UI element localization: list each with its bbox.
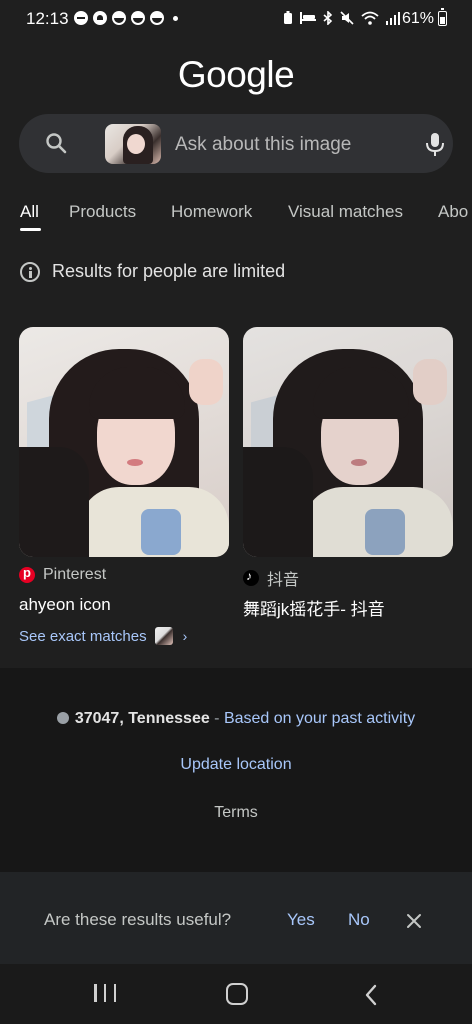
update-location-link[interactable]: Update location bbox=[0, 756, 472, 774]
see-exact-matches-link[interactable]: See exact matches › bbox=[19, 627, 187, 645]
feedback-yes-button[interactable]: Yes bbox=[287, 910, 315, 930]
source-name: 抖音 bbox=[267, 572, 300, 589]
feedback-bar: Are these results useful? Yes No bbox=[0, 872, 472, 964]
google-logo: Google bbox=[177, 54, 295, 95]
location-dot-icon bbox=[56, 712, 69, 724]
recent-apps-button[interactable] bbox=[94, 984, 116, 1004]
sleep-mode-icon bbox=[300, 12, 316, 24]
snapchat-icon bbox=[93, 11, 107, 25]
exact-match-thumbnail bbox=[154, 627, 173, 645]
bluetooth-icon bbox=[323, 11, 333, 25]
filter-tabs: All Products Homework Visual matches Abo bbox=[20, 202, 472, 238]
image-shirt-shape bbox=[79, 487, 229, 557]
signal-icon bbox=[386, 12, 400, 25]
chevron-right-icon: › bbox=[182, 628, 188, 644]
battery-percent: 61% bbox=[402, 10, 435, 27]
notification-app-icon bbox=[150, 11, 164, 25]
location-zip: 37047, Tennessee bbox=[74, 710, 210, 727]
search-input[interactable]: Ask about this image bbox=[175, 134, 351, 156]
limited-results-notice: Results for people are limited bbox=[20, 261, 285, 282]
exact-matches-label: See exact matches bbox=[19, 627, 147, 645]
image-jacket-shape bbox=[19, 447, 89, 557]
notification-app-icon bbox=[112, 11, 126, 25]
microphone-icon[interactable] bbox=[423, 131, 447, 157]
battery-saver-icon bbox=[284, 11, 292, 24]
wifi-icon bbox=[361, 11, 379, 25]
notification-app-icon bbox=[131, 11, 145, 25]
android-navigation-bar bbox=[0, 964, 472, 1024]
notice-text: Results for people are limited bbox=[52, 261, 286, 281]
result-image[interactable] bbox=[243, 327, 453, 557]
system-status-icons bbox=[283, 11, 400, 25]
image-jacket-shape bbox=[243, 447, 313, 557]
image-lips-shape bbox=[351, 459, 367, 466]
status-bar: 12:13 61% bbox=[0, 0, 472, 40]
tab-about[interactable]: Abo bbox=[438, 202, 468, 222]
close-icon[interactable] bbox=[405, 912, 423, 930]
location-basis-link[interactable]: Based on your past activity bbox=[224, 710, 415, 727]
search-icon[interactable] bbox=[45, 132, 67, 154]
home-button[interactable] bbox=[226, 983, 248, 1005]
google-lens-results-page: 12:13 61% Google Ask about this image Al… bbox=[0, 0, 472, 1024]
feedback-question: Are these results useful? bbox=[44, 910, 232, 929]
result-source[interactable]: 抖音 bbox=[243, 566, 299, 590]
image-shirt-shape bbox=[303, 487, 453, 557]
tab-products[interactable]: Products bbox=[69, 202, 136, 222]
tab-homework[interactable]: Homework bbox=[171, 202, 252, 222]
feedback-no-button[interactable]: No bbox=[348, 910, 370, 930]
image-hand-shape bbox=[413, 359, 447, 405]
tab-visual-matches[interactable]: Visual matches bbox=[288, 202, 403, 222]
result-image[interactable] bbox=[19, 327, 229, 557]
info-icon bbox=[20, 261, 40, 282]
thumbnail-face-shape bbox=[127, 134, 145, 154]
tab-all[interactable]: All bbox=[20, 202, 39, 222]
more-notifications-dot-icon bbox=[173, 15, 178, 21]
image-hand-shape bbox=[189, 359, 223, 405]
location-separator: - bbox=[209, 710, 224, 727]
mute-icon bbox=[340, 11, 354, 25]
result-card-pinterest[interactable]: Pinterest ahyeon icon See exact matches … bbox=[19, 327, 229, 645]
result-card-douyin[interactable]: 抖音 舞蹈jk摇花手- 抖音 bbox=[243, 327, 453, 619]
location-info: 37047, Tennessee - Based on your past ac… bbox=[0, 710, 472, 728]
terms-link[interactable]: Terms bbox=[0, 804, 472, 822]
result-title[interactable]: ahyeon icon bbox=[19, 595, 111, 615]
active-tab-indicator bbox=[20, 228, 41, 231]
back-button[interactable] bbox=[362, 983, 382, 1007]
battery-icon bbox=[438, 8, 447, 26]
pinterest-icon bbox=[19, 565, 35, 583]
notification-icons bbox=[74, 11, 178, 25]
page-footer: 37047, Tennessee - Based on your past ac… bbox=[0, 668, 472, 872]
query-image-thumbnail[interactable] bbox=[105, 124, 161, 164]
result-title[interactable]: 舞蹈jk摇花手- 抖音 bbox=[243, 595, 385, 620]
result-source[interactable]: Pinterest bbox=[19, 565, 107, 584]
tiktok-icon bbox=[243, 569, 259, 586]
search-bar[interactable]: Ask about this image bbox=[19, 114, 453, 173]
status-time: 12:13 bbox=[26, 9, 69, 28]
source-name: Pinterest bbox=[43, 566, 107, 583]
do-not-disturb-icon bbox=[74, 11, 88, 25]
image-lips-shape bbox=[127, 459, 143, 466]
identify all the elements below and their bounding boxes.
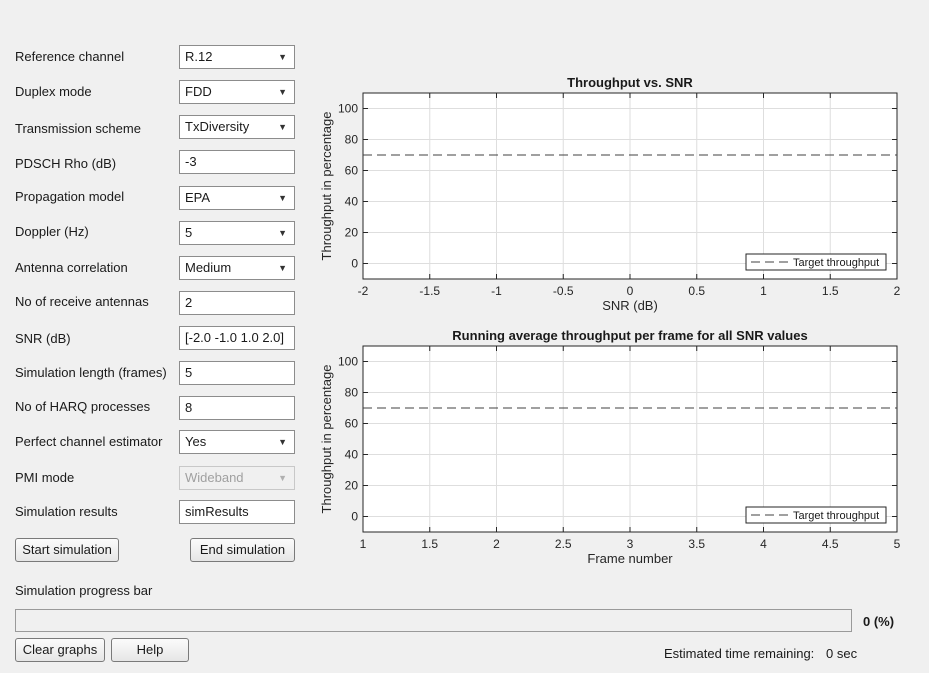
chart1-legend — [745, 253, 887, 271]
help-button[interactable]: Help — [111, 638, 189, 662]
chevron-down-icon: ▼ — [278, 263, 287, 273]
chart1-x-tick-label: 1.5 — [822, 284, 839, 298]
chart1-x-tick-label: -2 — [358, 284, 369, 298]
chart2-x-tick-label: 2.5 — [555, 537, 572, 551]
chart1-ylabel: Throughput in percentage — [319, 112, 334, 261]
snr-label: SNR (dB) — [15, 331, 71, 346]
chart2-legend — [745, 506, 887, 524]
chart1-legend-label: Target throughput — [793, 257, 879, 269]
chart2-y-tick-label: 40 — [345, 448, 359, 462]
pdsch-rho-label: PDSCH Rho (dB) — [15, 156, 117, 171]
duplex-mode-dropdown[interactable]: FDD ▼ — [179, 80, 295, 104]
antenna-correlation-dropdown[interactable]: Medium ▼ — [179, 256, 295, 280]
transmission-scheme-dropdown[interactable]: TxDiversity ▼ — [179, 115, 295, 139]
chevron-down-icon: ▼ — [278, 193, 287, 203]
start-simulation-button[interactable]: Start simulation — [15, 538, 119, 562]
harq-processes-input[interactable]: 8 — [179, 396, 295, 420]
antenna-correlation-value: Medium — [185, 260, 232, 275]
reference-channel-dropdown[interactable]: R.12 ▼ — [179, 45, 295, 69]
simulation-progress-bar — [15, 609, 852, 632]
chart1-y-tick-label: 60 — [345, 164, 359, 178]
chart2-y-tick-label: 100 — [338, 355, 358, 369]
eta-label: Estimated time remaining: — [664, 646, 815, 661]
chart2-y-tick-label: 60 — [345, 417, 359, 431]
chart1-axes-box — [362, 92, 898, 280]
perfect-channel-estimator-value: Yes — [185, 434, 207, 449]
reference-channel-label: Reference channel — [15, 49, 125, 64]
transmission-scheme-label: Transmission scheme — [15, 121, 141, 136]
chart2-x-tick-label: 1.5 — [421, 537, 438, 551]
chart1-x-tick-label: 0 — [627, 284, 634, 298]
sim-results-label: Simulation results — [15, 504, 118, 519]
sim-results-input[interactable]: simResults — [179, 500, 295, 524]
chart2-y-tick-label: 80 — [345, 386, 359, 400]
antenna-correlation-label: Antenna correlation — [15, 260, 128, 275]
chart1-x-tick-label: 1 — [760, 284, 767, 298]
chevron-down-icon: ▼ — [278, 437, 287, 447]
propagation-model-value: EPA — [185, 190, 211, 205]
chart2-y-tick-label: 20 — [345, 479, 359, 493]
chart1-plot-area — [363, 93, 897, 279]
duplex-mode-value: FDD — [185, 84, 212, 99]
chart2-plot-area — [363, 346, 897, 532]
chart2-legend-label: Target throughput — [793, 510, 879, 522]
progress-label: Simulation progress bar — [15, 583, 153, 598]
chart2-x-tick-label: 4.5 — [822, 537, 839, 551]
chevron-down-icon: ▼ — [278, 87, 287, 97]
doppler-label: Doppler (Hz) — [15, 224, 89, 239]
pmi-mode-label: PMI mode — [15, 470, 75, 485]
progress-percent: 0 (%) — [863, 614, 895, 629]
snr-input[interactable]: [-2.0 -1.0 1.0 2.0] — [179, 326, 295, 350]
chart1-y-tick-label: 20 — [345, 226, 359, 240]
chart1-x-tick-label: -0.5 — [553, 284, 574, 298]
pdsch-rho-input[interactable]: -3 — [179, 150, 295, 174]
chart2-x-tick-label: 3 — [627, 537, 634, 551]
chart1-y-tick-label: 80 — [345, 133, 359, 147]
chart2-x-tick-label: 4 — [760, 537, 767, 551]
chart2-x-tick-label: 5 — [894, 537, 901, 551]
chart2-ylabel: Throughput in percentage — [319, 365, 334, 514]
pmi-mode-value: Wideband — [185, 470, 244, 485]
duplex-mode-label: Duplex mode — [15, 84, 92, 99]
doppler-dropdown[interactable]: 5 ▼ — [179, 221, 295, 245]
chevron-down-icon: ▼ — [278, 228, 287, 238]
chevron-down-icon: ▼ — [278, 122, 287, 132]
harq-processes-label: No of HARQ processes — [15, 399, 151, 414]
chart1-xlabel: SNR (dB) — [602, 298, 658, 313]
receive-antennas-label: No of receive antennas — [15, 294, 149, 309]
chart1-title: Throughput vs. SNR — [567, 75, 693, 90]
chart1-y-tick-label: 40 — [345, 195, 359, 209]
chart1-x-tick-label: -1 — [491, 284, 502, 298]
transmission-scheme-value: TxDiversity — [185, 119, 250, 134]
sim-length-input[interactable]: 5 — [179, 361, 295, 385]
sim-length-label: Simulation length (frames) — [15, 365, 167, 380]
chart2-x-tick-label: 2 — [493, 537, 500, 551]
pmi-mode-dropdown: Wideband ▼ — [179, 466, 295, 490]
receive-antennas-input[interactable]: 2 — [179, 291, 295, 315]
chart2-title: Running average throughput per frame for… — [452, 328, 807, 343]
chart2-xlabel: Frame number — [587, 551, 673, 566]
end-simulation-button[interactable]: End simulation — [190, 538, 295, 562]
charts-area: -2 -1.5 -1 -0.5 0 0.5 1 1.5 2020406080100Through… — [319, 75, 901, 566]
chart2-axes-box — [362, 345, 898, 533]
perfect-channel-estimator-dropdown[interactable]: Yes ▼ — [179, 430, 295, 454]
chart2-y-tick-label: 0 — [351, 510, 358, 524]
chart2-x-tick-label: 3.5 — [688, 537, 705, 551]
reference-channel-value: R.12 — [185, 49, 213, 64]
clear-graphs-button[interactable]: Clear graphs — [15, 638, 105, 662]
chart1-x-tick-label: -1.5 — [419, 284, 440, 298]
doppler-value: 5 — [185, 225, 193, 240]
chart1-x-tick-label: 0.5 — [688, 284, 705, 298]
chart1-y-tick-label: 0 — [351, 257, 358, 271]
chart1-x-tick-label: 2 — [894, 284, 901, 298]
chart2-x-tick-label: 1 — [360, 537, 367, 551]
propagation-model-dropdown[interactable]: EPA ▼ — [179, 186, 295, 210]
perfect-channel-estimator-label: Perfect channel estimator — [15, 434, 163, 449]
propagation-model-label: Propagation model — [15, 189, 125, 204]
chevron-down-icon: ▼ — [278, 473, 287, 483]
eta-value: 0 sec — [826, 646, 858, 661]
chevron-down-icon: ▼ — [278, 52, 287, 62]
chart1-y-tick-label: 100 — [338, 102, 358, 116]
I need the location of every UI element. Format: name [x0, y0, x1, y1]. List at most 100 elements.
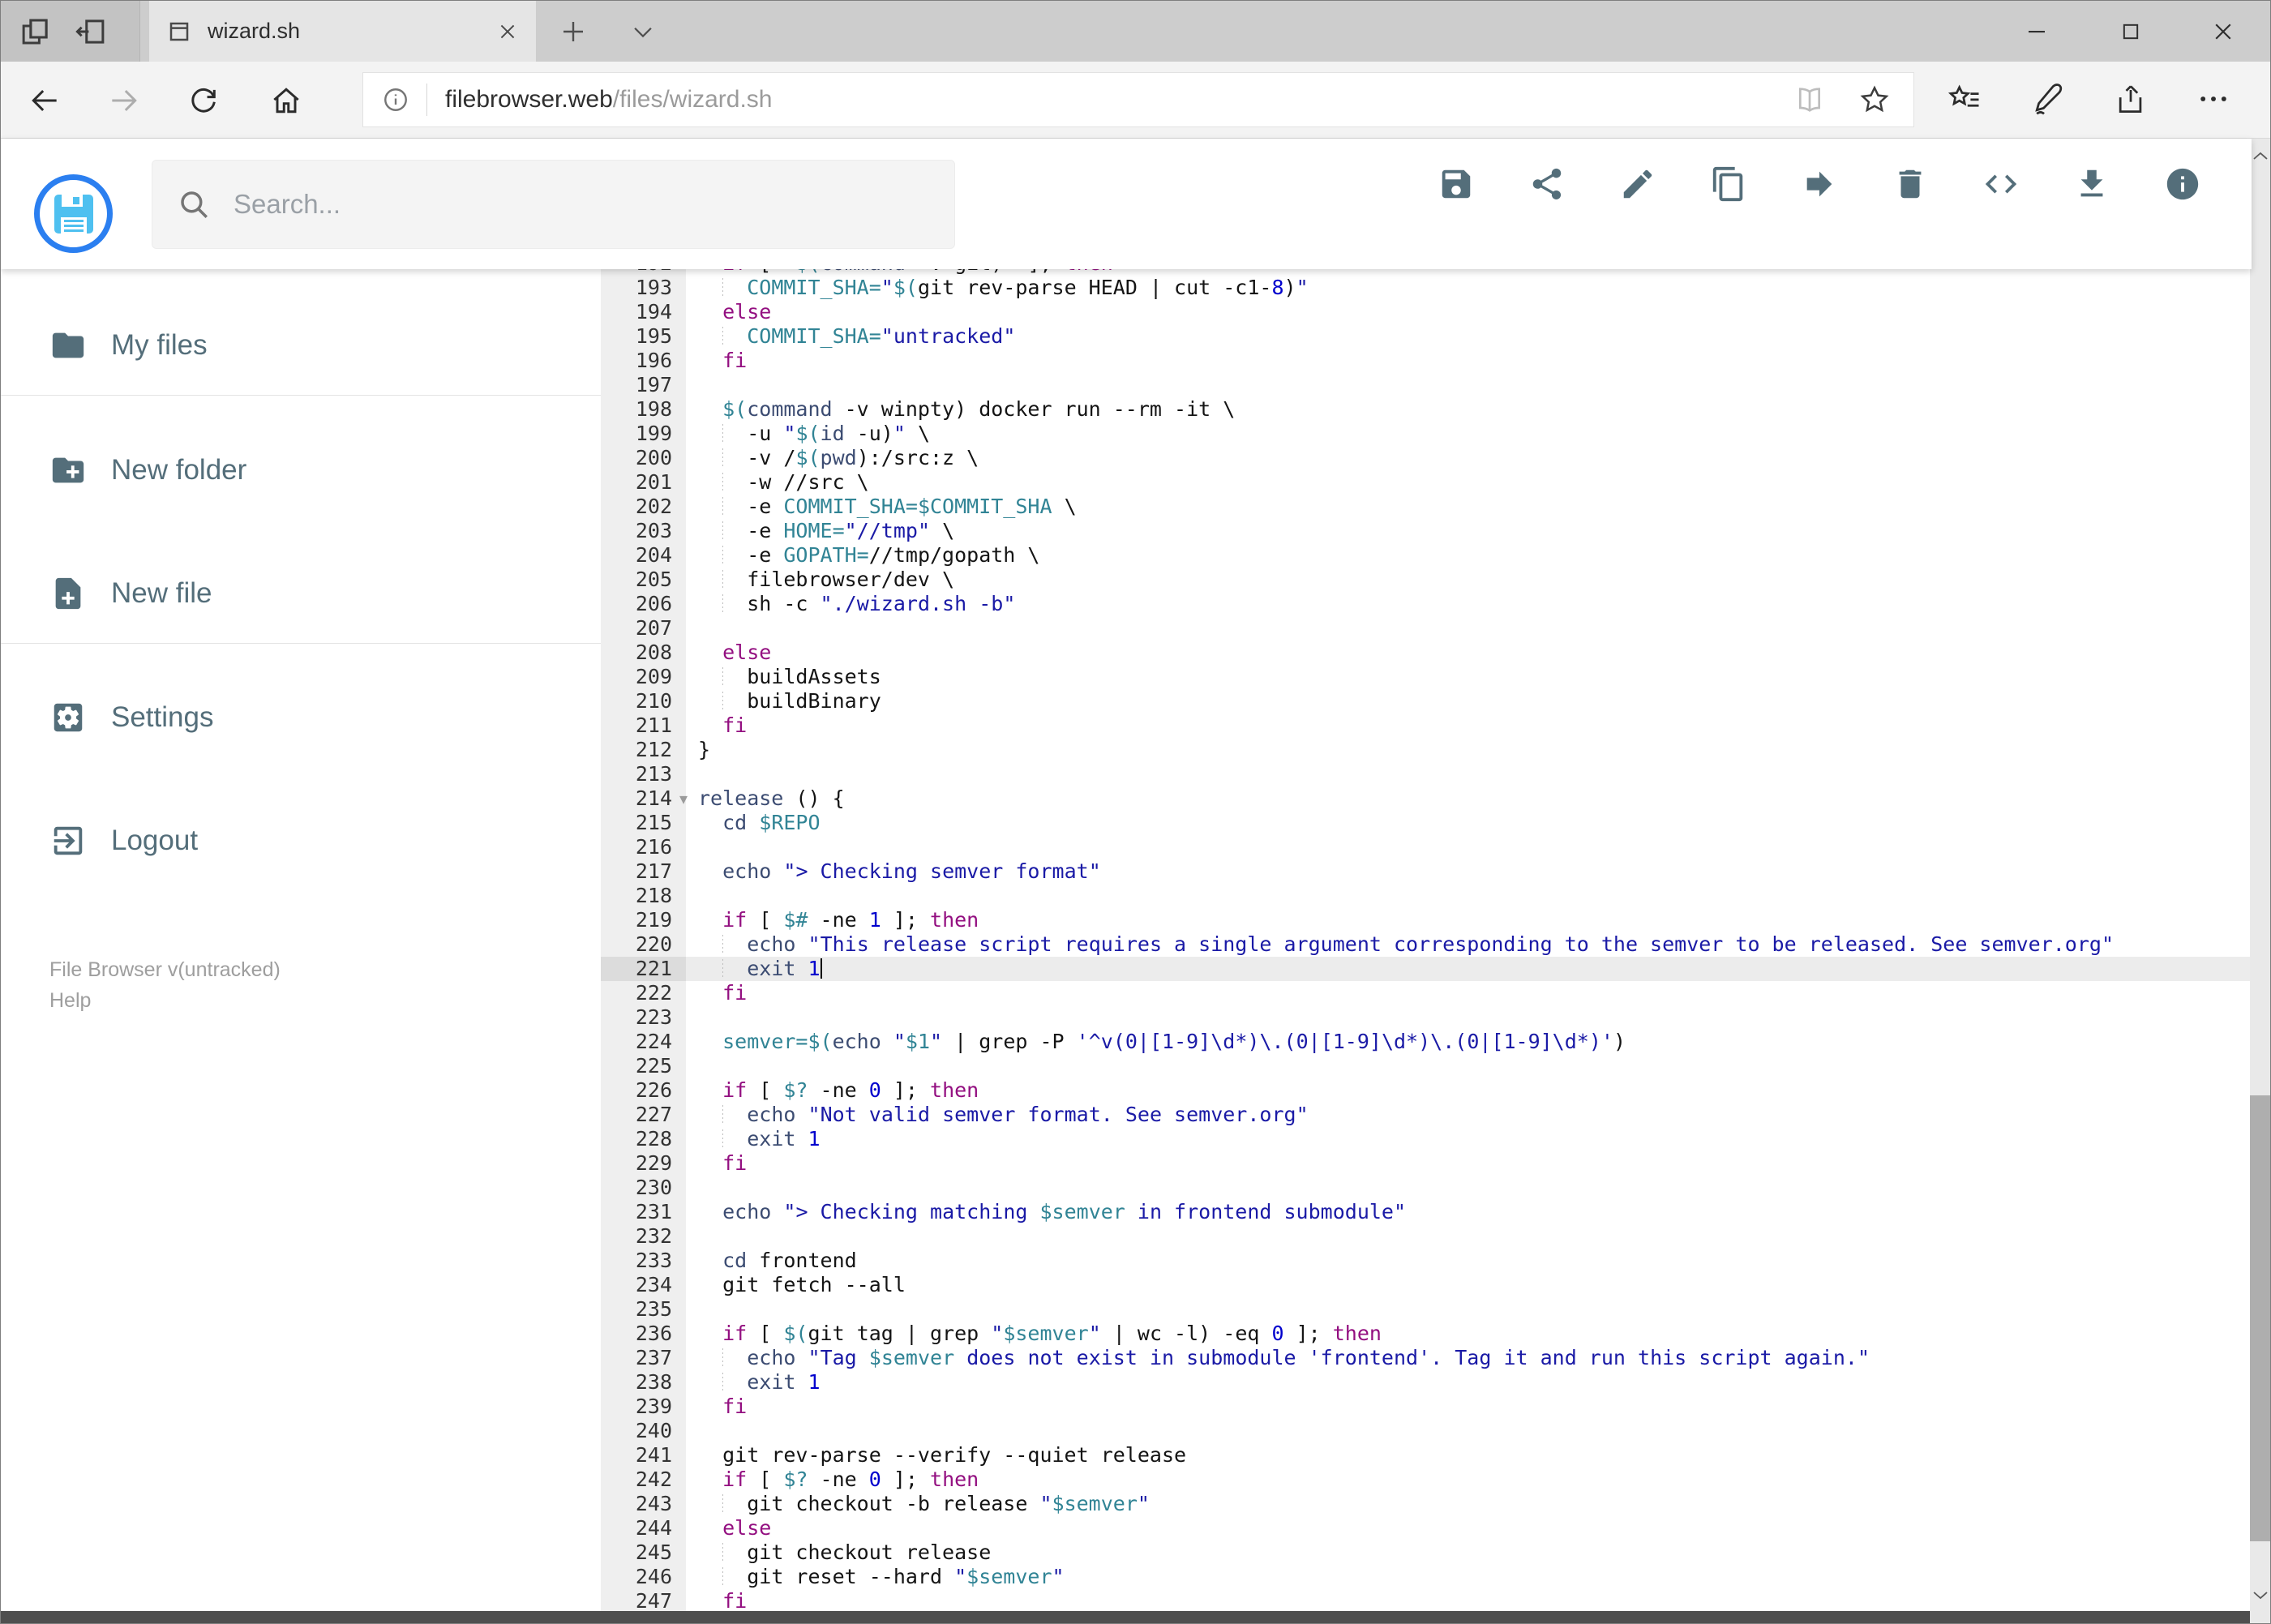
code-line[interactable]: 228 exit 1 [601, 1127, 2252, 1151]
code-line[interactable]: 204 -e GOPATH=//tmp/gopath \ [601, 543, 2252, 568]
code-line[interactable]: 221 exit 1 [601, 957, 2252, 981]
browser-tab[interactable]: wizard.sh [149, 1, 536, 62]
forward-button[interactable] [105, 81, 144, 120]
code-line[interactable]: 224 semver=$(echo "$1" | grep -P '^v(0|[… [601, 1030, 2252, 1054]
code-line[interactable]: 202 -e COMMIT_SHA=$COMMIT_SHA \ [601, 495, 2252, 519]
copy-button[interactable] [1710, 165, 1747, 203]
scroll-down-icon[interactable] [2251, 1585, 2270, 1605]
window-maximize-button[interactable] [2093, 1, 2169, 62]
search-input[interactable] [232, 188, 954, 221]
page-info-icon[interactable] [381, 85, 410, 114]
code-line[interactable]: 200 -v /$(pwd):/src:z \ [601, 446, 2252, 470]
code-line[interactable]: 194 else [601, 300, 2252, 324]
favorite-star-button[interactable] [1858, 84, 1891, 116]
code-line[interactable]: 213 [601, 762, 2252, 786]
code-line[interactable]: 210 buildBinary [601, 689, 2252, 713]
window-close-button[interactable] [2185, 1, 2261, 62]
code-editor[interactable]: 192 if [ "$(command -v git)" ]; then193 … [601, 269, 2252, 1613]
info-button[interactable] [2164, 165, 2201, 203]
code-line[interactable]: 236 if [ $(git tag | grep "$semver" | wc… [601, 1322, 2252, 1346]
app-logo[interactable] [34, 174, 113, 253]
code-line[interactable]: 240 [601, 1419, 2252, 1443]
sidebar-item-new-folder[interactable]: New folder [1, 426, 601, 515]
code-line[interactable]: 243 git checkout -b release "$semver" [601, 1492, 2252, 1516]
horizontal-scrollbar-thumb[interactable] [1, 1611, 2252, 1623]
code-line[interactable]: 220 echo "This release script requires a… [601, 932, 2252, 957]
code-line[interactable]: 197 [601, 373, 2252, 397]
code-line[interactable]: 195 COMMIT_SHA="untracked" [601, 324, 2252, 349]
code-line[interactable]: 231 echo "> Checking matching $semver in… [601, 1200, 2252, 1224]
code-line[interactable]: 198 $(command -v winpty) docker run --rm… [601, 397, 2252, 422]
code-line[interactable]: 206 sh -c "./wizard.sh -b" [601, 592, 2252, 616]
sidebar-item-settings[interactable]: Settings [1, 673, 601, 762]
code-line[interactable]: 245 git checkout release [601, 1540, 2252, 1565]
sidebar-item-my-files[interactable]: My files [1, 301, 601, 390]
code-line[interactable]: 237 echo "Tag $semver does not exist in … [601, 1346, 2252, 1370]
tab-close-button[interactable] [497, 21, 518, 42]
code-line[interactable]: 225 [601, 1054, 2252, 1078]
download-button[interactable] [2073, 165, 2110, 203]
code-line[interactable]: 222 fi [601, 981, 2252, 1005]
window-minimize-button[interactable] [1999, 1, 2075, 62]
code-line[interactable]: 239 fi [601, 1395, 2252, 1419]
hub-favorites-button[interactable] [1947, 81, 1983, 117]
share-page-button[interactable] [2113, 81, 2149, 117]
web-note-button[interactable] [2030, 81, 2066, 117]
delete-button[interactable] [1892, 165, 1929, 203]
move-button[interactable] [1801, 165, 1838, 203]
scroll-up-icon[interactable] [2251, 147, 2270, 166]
# # #
**WHAT THE EXERCISE ASKS**
Can you copy, word for word and with nothing else, the lines in the records starting with the one that contains "update-location-link[interactable]: Update location" and going on through the one that contains "system-status-icons bbox=[283, 11, 400, 25]"?

**EXERCISE SOLUTION**
update-location-link[interactable]: Update location bbox=[0, 756, 472, 774]
see-exact-matches-link[interactable]: See exact matches › bbox=[19, 627, 187, 645]
feedback-yes-button[interactable]: Yes bbox=[287, 910, 315, 930]
source-name: 抖音 bbox=[267, 572, 300, 589]
feedback-bar: Are these results useful? Yes No bbox=[0, 872, 472, 964]
google-logo: Google bbox=[177, 54, 295, 95]
location-dot-icon bbox=[56, 712, 69, 724]
recent-apps-button[interactable] bbox=[94, 984, 116, 1004]
sleep-mode-icon bbox=[300, 12, 316, 24]
snapchat-icon bbox=[93, 11, 107, 25]
exact-match-thumbnail bbox=[154, 627, 173, 645]
bluetooth-icon bbox=[323, 11, 333, 25]
filter-tabs: All Products Homework Visual matches Abo bbox=[20, 202, 472, 238]
image-shirt-shape bbox=[79, 487, 229, 557]
signal-icon bbox=[386, 12, 400, 25]
chevron-right-icon: › bbox=[182, 628, 188, 644]
battery-percent: 61% bbox=[402, 10, 435, 27]
notification-app-icon bbox=[150, 11, 164, 25]
location-zip: 37047, Tennessee bbox=[74, 710, 210, 727]
search-input[interactable]: Ask about this image bbox=[175, 134, 351, 156]
limited-results-notice: Results for people are limited bbox=[20, 261, 285, 282]
exact-matches-label: See exact matches bbox=[19, 627, 147, 645]
image-jacket-shape bbox=[19, 447, 89, 557]
notification-app-icon bbox=[112, 11, 126, 25]
microphone-icon[interactable] bbox=[423, 131, 447, 157]
battery-saver-icon bbox=[284, 11, 292, 24]
wifi-icon bbox=[361, 11, 379, 25]
notification-app-icon bbox=[131, 11, 145, 25]
android-navigation-bar bbox=[0, 964, 472, 1024]
notice-text: Results for people are limited bbox=[52, 261, 286, 281]
result-image[interactable] bbox=[243, 327, 453, 557]
system-status-icons bbox=[283, 11, 400, 25]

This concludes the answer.